- [PROBLEM]: Return each line containing "JSON".

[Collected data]

- - - - - - -

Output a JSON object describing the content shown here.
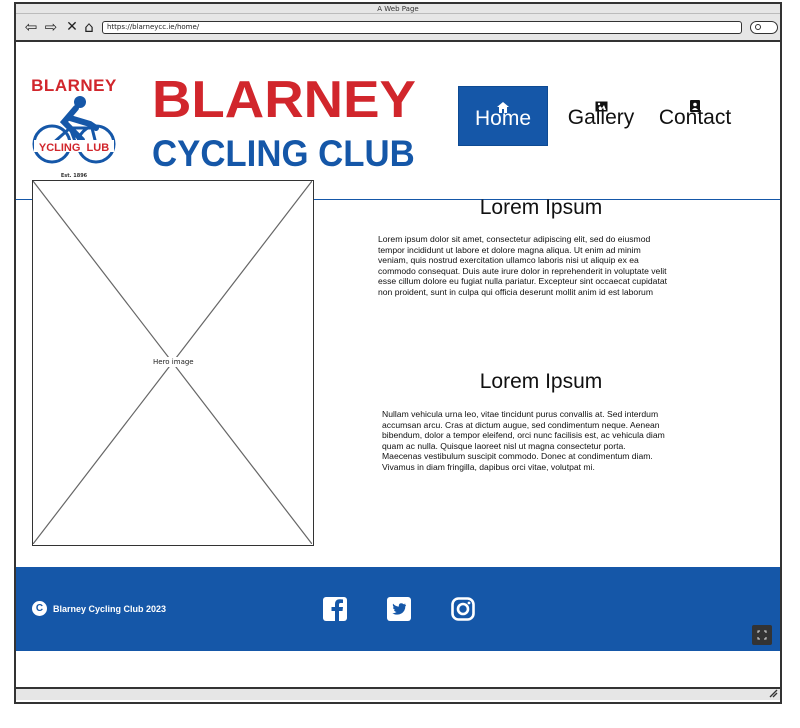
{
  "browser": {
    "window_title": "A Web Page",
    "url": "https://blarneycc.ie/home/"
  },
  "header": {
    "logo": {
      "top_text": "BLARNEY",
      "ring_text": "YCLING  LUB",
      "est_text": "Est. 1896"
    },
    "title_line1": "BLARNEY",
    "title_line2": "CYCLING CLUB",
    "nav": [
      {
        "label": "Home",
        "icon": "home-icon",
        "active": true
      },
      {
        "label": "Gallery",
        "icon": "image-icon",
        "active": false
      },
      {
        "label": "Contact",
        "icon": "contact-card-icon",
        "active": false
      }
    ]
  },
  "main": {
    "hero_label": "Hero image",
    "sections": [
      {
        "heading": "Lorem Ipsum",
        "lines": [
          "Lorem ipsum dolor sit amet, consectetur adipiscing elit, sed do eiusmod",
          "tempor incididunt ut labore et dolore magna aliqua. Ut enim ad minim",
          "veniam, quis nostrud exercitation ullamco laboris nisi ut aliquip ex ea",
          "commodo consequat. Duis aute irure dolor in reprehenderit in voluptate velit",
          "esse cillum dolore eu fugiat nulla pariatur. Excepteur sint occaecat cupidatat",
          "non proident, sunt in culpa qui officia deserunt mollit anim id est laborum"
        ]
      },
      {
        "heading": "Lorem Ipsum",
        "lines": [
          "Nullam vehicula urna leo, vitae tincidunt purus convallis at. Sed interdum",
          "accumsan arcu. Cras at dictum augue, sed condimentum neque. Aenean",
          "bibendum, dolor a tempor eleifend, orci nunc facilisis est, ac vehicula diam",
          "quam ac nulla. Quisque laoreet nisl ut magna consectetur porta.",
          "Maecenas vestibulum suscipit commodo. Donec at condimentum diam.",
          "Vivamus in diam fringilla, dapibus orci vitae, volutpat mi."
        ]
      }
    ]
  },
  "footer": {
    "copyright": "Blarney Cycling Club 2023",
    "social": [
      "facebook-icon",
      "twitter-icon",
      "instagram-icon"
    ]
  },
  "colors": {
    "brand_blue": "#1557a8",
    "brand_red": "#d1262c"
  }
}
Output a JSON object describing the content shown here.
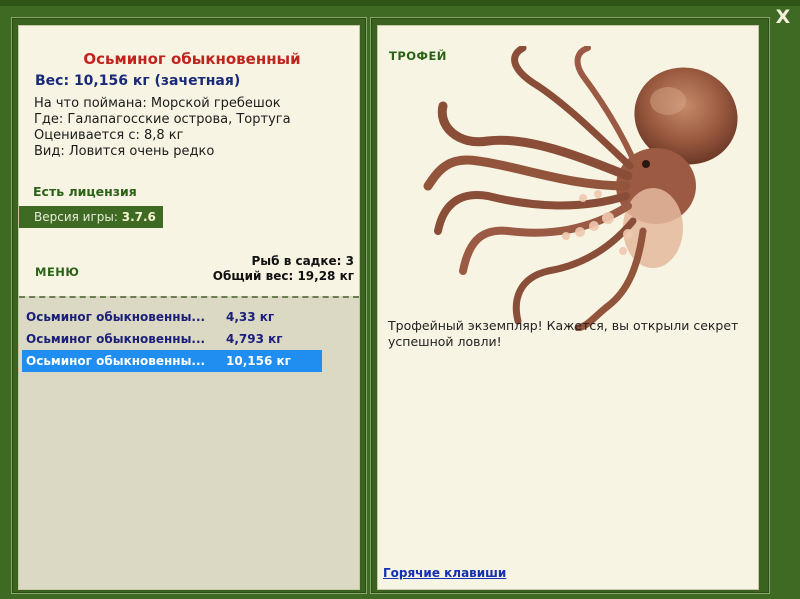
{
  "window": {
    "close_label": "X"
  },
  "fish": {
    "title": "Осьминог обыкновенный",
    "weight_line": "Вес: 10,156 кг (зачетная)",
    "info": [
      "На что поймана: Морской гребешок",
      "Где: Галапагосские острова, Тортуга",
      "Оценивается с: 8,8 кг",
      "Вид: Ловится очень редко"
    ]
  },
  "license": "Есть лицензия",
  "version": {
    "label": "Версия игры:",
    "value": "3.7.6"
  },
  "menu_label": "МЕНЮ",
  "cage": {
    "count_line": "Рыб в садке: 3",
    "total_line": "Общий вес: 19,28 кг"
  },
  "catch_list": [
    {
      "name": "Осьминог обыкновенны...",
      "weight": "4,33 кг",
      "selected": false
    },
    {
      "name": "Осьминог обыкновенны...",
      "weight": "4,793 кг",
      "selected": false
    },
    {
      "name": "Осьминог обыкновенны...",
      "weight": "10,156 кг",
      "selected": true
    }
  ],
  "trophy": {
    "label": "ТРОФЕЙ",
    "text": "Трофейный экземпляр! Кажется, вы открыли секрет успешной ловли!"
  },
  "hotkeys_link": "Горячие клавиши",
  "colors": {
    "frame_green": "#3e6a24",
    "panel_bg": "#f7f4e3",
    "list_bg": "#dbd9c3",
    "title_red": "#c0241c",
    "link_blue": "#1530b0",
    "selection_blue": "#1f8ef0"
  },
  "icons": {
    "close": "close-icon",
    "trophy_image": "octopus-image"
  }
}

- - - - - - -

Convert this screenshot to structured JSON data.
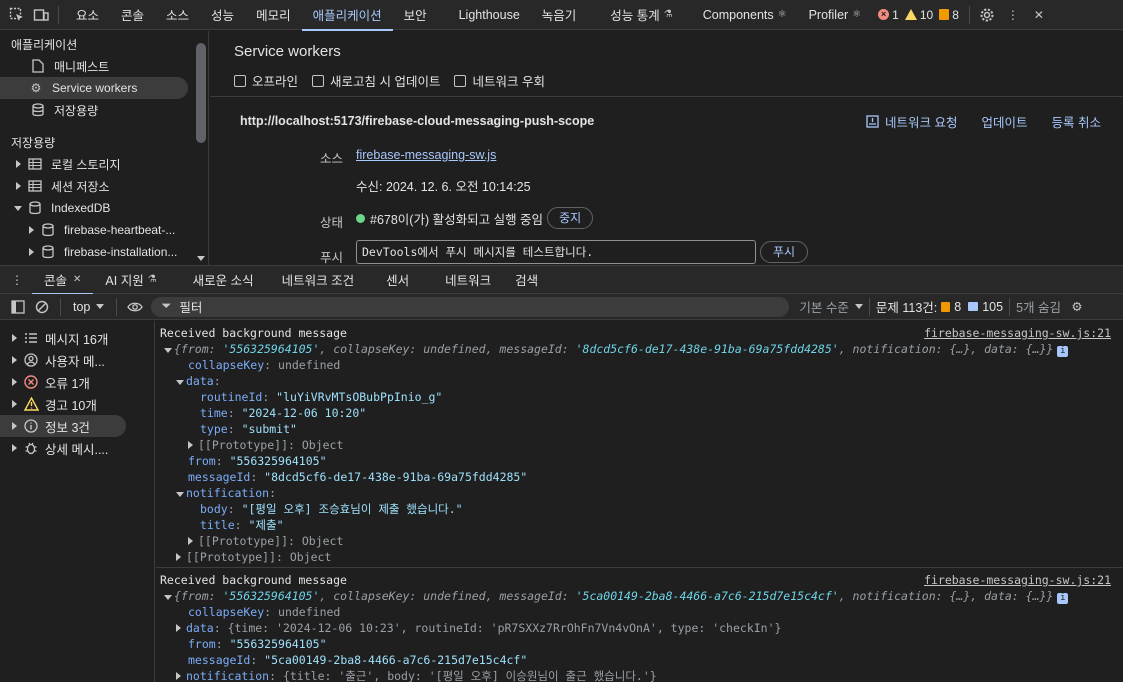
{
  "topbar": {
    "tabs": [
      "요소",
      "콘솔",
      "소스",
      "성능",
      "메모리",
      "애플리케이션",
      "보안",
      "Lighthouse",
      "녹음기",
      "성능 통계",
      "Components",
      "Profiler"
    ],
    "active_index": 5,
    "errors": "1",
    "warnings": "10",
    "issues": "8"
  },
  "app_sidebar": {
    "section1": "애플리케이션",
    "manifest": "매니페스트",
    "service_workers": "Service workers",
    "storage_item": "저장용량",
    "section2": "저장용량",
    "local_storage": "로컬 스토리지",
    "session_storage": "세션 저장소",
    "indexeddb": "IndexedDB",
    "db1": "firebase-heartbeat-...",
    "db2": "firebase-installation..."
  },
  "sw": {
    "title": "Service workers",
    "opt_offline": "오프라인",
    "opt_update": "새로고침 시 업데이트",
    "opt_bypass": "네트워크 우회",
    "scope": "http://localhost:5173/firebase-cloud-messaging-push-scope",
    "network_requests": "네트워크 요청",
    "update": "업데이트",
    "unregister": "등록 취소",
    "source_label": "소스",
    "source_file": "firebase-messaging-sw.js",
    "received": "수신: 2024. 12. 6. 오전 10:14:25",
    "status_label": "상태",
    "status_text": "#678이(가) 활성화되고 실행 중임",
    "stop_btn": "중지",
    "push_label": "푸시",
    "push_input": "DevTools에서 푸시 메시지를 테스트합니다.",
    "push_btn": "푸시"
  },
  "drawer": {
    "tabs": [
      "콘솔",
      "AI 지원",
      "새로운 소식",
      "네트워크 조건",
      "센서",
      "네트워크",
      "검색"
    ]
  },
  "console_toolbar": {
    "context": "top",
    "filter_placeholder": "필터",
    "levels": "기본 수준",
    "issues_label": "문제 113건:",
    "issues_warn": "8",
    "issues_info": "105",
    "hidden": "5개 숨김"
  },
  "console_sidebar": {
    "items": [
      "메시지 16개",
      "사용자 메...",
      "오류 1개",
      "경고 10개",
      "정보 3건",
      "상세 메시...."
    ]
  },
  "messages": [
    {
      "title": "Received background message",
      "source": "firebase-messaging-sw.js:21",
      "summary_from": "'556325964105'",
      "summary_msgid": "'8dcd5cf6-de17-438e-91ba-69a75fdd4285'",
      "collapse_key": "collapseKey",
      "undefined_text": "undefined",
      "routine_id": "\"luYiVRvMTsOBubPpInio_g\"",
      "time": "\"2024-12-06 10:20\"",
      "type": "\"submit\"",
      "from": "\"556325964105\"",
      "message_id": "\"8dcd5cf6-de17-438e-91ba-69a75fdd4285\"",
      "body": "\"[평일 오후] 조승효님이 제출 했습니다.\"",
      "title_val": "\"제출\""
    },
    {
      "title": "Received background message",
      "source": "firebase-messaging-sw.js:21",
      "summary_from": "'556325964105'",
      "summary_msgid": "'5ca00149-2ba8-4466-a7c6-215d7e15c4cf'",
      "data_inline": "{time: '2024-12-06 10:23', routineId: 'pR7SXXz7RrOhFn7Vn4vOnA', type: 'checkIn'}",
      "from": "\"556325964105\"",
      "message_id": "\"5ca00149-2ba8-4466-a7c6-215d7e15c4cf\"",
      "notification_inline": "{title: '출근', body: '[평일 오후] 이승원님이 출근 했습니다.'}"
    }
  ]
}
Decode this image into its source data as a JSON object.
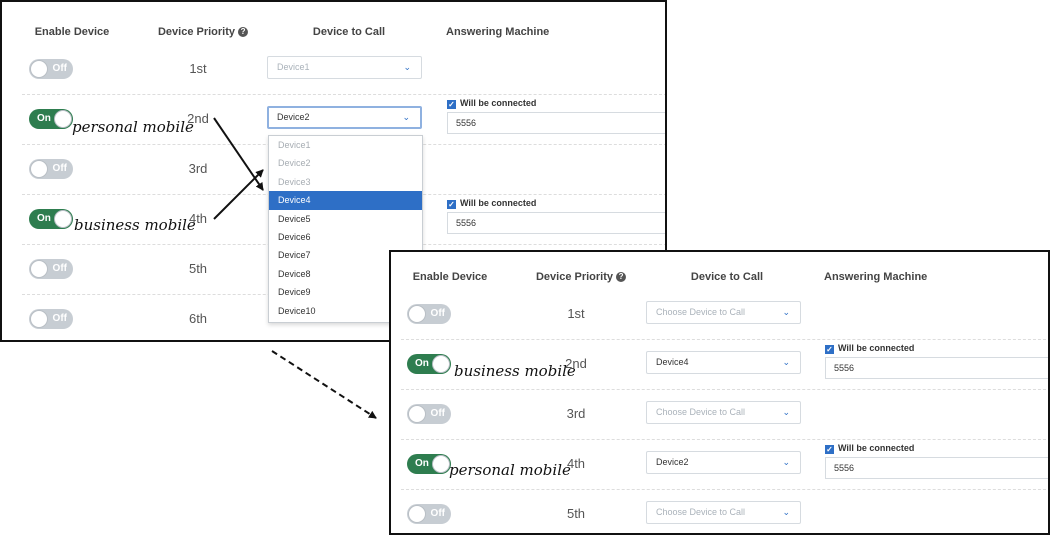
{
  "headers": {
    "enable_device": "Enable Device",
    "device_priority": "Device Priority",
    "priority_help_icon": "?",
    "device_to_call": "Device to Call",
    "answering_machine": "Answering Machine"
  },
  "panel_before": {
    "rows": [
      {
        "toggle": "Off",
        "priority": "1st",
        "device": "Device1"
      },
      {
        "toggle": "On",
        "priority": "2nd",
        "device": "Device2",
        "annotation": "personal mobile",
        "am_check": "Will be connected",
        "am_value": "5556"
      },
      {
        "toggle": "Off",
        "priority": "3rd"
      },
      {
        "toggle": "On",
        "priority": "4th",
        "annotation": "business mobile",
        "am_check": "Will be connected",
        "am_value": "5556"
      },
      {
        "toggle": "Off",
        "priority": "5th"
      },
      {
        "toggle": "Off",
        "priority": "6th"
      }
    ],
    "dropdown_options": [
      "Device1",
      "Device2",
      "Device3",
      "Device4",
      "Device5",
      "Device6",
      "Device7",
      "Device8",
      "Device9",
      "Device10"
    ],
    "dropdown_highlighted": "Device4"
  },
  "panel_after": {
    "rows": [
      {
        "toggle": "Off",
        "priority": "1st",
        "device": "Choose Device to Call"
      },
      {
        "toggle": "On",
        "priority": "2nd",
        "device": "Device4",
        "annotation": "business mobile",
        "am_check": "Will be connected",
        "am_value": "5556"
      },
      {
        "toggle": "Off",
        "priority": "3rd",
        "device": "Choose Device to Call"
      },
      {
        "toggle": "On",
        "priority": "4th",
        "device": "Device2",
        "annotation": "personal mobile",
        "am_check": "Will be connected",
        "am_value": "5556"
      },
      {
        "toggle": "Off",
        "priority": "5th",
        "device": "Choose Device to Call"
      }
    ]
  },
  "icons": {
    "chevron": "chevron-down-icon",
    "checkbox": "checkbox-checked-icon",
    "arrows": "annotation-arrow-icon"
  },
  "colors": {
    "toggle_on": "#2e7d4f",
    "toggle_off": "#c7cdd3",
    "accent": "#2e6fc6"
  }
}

- - - - - - -

- [TASK ANSWER]:
Output a JSON object describing the content shown here.
Output a JSON object describing the content shown here.
Convert this screenshot to structured JSON data.
Decode this image into its source data as a JSON object.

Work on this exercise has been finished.